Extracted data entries
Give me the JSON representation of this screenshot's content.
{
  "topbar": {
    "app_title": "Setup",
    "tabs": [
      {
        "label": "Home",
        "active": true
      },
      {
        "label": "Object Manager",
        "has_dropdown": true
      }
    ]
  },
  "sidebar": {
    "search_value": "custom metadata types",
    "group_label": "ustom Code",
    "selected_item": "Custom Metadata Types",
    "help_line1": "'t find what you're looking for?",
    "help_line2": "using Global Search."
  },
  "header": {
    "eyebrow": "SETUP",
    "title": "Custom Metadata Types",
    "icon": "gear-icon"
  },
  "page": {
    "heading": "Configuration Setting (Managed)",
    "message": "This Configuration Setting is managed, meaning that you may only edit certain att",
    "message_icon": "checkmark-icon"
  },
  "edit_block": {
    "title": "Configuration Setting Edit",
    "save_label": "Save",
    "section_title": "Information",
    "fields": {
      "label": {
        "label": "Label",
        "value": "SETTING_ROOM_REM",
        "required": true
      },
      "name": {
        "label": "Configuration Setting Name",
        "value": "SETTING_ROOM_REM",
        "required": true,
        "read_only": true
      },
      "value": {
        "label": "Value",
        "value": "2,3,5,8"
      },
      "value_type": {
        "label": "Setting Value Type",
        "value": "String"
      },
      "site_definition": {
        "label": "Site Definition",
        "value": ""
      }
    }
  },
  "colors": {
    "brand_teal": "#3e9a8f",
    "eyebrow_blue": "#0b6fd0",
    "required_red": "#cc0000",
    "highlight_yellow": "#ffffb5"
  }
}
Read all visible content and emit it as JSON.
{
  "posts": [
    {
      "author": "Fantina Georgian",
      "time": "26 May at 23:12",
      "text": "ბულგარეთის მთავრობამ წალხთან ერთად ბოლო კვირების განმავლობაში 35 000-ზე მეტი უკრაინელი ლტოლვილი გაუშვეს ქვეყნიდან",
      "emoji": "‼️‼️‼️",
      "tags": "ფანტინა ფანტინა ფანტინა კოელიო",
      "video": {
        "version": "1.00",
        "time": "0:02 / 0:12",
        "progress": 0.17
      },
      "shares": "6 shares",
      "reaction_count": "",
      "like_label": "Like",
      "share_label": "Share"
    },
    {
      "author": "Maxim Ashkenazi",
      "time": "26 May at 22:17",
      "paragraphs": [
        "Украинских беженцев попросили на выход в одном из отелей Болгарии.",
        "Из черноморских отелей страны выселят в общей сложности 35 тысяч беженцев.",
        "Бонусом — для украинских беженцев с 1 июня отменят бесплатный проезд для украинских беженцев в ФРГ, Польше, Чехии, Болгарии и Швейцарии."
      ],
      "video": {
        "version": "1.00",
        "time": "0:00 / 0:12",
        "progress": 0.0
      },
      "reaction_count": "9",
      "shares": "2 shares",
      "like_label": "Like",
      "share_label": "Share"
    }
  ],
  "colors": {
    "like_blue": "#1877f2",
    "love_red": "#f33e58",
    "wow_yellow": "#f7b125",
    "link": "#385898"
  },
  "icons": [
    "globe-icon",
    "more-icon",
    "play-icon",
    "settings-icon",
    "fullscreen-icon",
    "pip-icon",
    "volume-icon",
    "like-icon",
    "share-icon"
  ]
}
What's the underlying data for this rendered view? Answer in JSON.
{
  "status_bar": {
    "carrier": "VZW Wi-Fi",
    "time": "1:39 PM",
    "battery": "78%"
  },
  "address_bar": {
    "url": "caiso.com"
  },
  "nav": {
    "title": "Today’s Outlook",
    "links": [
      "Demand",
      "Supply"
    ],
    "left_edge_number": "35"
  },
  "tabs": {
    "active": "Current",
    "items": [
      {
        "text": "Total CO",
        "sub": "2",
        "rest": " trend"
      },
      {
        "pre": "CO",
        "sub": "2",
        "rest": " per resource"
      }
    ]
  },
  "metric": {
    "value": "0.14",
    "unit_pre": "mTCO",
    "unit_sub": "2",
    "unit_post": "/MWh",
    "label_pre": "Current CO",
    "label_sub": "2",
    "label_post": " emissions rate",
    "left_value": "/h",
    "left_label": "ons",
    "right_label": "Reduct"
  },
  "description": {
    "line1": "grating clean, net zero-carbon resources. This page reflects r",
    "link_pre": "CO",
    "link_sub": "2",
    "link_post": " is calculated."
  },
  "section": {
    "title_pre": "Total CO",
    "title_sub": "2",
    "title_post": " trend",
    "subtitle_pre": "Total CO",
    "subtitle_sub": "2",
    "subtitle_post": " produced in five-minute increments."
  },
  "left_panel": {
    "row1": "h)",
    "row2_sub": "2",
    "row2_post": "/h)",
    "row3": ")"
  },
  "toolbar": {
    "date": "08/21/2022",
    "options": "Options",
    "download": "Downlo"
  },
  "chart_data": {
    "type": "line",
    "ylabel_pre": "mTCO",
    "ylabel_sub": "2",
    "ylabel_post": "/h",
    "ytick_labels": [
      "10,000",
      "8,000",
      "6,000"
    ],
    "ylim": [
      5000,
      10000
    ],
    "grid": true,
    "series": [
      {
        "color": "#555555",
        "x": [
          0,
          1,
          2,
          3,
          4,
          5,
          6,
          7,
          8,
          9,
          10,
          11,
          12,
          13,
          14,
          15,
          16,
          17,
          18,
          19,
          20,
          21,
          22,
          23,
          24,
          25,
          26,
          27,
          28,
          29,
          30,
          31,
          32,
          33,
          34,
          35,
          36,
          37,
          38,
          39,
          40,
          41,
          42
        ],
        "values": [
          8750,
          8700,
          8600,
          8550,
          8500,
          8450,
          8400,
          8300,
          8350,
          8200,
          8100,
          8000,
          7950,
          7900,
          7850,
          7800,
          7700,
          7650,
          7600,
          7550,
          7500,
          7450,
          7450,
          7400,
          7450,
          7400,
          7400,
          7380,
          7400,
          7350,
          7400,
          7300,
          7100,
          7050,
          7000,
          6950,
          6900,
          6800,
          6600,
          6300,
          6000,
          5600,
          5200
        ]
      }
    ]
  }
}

TASK STATEMENT
Write down all the entries again without a single difference.

SOLVED EXERCISE
Give me the JSON representation of this screenshot's content.
{
  "topbar": {
    "app_title": "Setup",
    "tabs": [
      {
        "label": "Home",
        "active": true
      },
      {
        "label": "Object Manager",
        "has_dropdown": true
      }
    ]
  },
  "sidebar": {
    "search_value": "custom metadata types",
    "group_label": "ustom Code",
    "selected_item": "Custom Metadata Types",
    "help_line1": "'t find what you're looking for?",
    "help_line2": "using Global Search."
  },
  "header": {
    "eyebrow": "SETUP",
    "title": "Custom Metadata Types",
    "icon": "gear-icon"
  },
  "page": {
    "heading": "Configuration Setting (Managed)",
    "message": "This Configuration Setting is managed, meaning that you may only edit certain att",
    "message_icon": "checkmark-icon"
  },
  "edit_block": {
    "title": "Configuration Setting Edit",
    "save_label": "Save",
    "section_title": "Information",
    "fields": {
      "label": {
        "label": "Label",
        "value": "SETTING_ROOM_REM",
        "required": true
      },
      "name": {
        "label": "Configuration Setting Name",
        "value": "SETTING_ROOM_REM",
        "required": true,
        "read_only": true
      },
      "value": {
        "label": "Value",
        "value": "2,3,5,8"
      },
      "value_type": {
        "label": "Setting Value Type",
        "value": "String"
      },
      "site_definition": {
        "label": "Site Definition",
        "value": ""
      }
    }
  },
  "colors": {
    "brand_teal": "#3e9a8f",
    "eyebrow_blue": "#0b6fd0",
    "required_red": "#cc0000",
    "highlight_yellow": "#ffffb5"
  }
}
Read all visible content and emit it as JSON.
{
  "posts": [
    {
      "author": "Fantina Georgian",
      "time": "26 May at 23:12",
      "text": "ბულგარეთის მთავრობამ წალხთან ერთად ბოლო კვირების განმავლობაში 35 000-ზე მეტი უკრაინელი ლტოლვილი გაუშვეს ქვეყნიდან",
      "emoji": "‼️‼️‼️",
      "tags": "ფანტინა ფანტინა ფანტინა კოელიო",
      "video": {
        "version": "1.00",
        "time": "0:02 / 0:12",
        "progress": 0.17
      },
      "shares": "6 shares",
      "reaction_count": "",
      "like_label": "Like",
      "share_label": "Share"
    },
    {
      "author": "Maxim Ashkenazi",
      "time": "26 May at 22:17",
      "paragraphs": [
        "Украинских беженцев попросили на выход в одном из отелей Болгарии.",
        "Из черноморских отелей страны выселят в общей сложности 35 тысяч беженцев.",
        "Бонусом — для украинских беженцев с 1 июня отменят бесплатный проезд для украинских беженцев в ФРГ, Польше, Чехии, Болгарии и Швейцарии."
      ],
      "video": {
        "version": "1.00",
        "time": "0:00 / 0:12",
        "progress": 0.0
      },
      "reaction_count": "9",
      "shares": "2 shares",
      "like_label": "Like",
      "share_label": "Share"
    }
  ],
  "colors": {
    "like_blue": "#1877f2",
    "love_red": "#f33e58",
    "wow_yellow": "#f7b125",
    "link": "#385898"
  },
  "icons": [
    "globe-icon",
    "more-icon",
    "play-icon",
    "settings-icon",
    "fullscreen-icon",
    "pip-icon",
    "volume-icon",
    "like-icon",
    "share-icon"
  ]
}
What's the underlying data for this rendered view? Answer in JSON.
{
  "status_bar": {
    "carrier": "VZW Wi-Fi",
    "time": "1:39 PM",
    "battery": "78%"
  },
  "address_bar": {
    "url": "caiso.com"
  },
  "nav": {
    "title": "Today’s Outlook",
    "links": [
      "Demand",
      "Supply"
    ],
    "left_edge_number": "35"
  },
  "tabs": {
    "active": "Current",
    "items": [
      {
        "text": "Total CO",
        "sub": "2",
        "rest": " trend"
      },
      {
        "pre": "CO",
        "sub": "2",
        "rest": " per resource"
      }
    ]
  },
  "metric": {
    "value": "0.14",
    "unit_pre": "mTCO",
    "unit_sub": "2",
    "unit_post": "/MWh",
    "label_pre": "Current CO",
    "label_sub": "2",
    "label_post": " emissions rate",
    "left_value": "/h",
    "left_label": "ons",
    "right_label": "Reduct"
  },
  "description": {
    "line1": "grating clean, net zero-carbon resources. This page reflects r",
    "link_pre": "CO",
    "link_sub": "2",
    "link_post": " is calculated."
  },
  "section": {
    "title_pre": "Total CO",
    "title_sub": "2",
    "title_post": " trend",
    "subtitle_pre": "Total CO",
    "subtitle_sub": "2",
    "subtitle_post": " produced in five-minute increments."
  },
  "left_panel": {
    "row1": "h)",
    "row2_sub": "2",
    "row2_post": "/h)",
    "row3": ")"
  },
  "toolbar": {
    "date": "08/21/2022",
    "options": "Options",
    "download": "Downlo"
  },
  "chart_data": {
    "type": "line",
    "ylabel_pre": "mTCO",
    "ylabel_sub": "2",
    "ylabel_post": "/h",
    "ytick_labels": [
      "10,000",
      "8,000",
      "6,000"
    ],
    "ylim": [
      5000,
      10000
    ],
    "grid": true,
    "series": [
      {
        "color": "#555555",
        "x": [
          0,
          1,
          2,
          3,
          4,
          5,
          6,
          7,
          8,
          9,
          10,
          11,
          12,
          13,
          14,
          15,
          16,
          17,
          18,
          19,
          20,
          21,
          22,
          23,
          24,
          25,
          26,
          27,
          28,
          29,
          30,
          31,
          32,
          33,
          34,
          35,
          36,
          37,
          38,
          39,
          40,
          41,
          42
        ],
        "values": [
          8750,
          8700,
          8600,
          8550,
          8500,
          8450,
          8400,
          8300,
          8350,
          8200,
          8100,
          8000,
          7950,
          7900,
          7850,
          7800,
          7700,
          7650,
          7600,
          7550,
          7500,
          7450,
          7450,
          7400,
          7450,
          7400,
          7400,
          7380,
          7400,
          7350,
          7400,
          7300,
          7100,
          7050,
          7000,
          6950,
          6900,
          6800,
          6600,
          6300,
          6000,
          5600,
          5200
        ]
      }
    ]
  }
}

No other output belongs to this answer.